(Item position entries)
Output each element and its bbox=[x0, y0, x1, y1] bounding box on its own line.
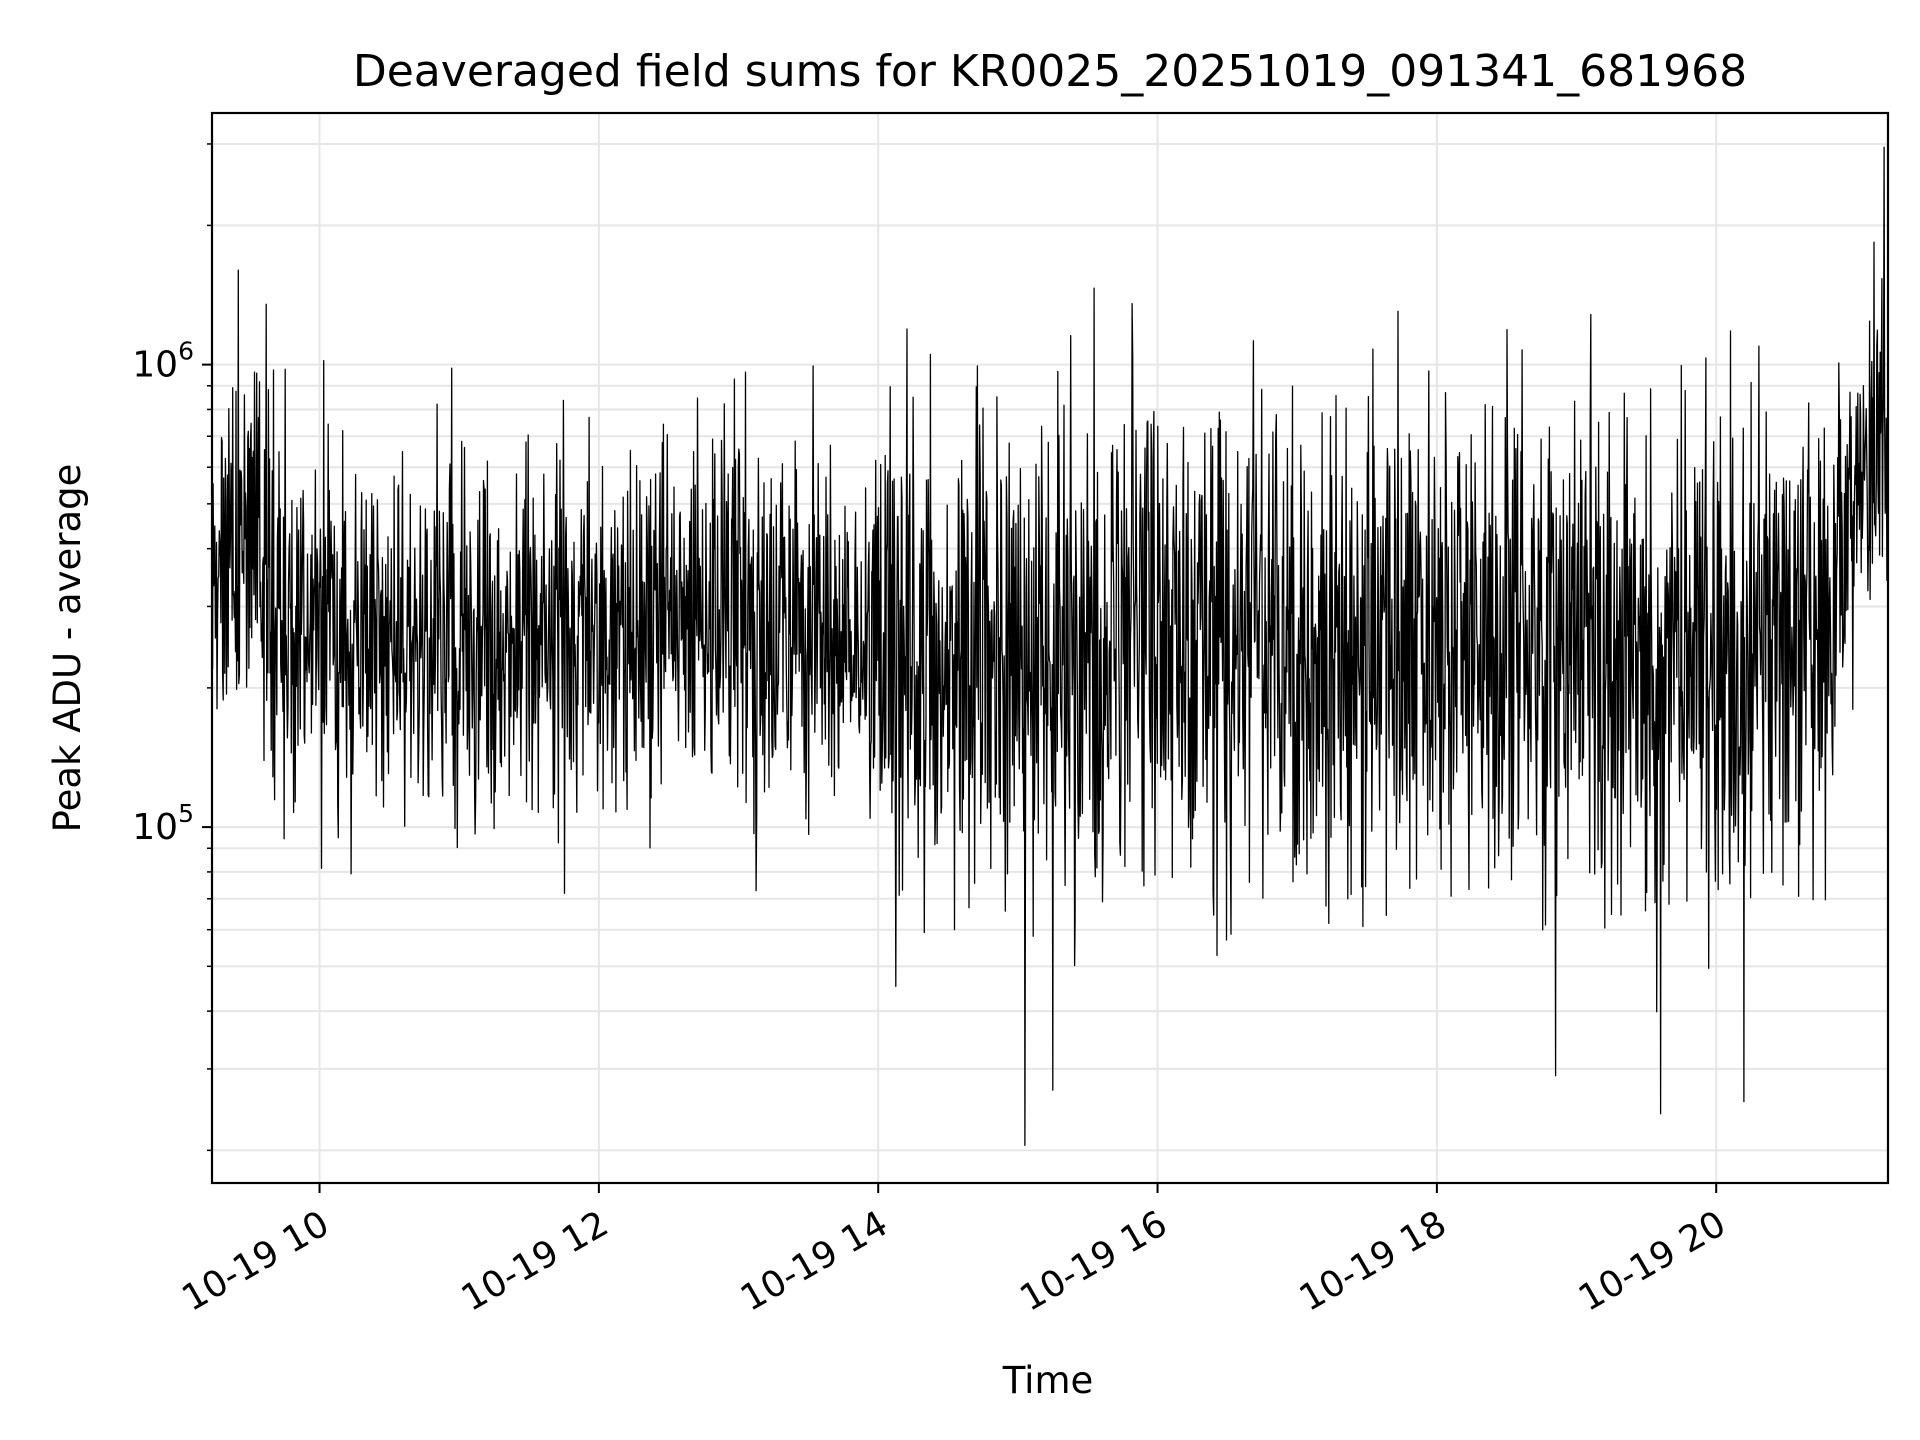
y-axis: 105 106 bbox=[132, 143, 212, 1152]
y-axis-label: Peak ADU - average bbox=[46, 464, 89, 833]
x-axis-label: Time bbox=[1002, 1359, 1094, 1402]
series-line bbox=[211, 146, 1889, 1147]
y-tick-label: 106 bbox=[132, 337, 194, 386]
chart-title: Deaveraged field sums for KR0025_2025101… bbox=[353, 46, 1747, 97]
plot-frame bbox=[210, 111, 1890, 1185]
series-deaveraged-field-sums bbox=[211, 146, 1889, 1147]
y-tick-label: 105 bbox=[132, 799, 194, 848]
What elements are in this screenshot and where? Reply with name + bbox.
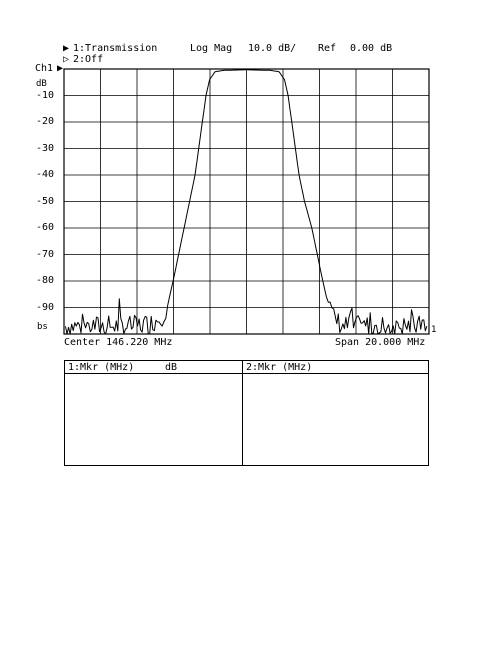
scale-label: 10.0 dB/	[248, 43, 297, 54]
ytick-label: -30	[36, 143, 55, 154]
marker-table: 1:Mkr (MHz) dB 2:Mkr (MHz)	[64, 360, 429, 466]
ytick-label: -70	[36, 249, 55, 260]
plot-grid	[64, 69, 429, 334]
ytick-label: -90	[36, 302, 55, 313]
marker1-column-header: 1:Mkr (MHz)	[68, 362, 135, 373]
marker-table-header-divider	[65, 373, 428, 374]
marker1-unit-header: dB	[165, 362, 178, 373]
bottom-marker: bs	[37, 322, 48, 332]
channel-label: Ch1	[35, 63, 54, 74]
channel1-marker-icon: ▶	[63, 43, 70, 54]
unit-label: dB	[36, 79, 47, 89]
center-frequency: Center 146.220 MHz	[64, 337, 173, 348]
right-marker: 1	[431, 325, 437, 335]
channel2-marker-icon: ▷	[63, 54, 70, 65]
ref-value: 0.00 dB	[350, 43, 393, 54]
marker-table-column-divider	[242, 361, 243, 465]
ytick-label: -80	[36, 275, 55, 286]
ytick-label: -10	[36, 90, 55, 101]
transmission-trace	[65, 69, 428, 335]
channel1-label: 1:Transmission	[73, 43, 158, 54]
plot-frame	[63, 68, 430, 335]
ytick-label: -50	[36, 196, 55, 207]
format-label: Log Mag	[190, 43, 233, 54]
channel2-label: 2:Off	[73, 54, 104, 65]
marker2-column-header: 2:Mkr (MHz)	[246, 362, 313, 373]
span-frequency: Span 20.000 MHz	[335, 337, 426, 348]
ytick-label: -40	[36, 169, 55, 180]
ytick-label: -20	[36, 116, 55, 127]
ytick-label: -60	[36, 222, 55, 233]
ref-label: Ref	[318, 43, 337, 54]
channel-ref-marker-icon: ▶	[57, 63, 64, 74]
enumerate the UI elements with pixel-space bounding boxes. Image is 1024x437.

• [Stated task]: Rewrite the part of the records that opens with the line containing "43, 297, 54]" and closes with the line containing "302, 55, 313]" as a Markdown table with the columns Row and Line. Number each row, and leave out any blank lines.

• [Task result]:
| Row | Line |
|---|---|
| 1 | scale-label: 10.0 dB/	[248, 43, 297, 54] |
| 2 | ytick-label: -30	[36, 143, 55, 154] |
| 3 | marker-table: 1:Mkr (MHz) dB 2:Mkr (MHz)	[64, 360, 429, 466] |
| 4 | ytick-label: -70	[36, 249, 55, 260] |
| 5 | plot-grid	[64, 69, 429, 334] |
| 6 | ytick-label: -90	[36, 302, 55, 313] |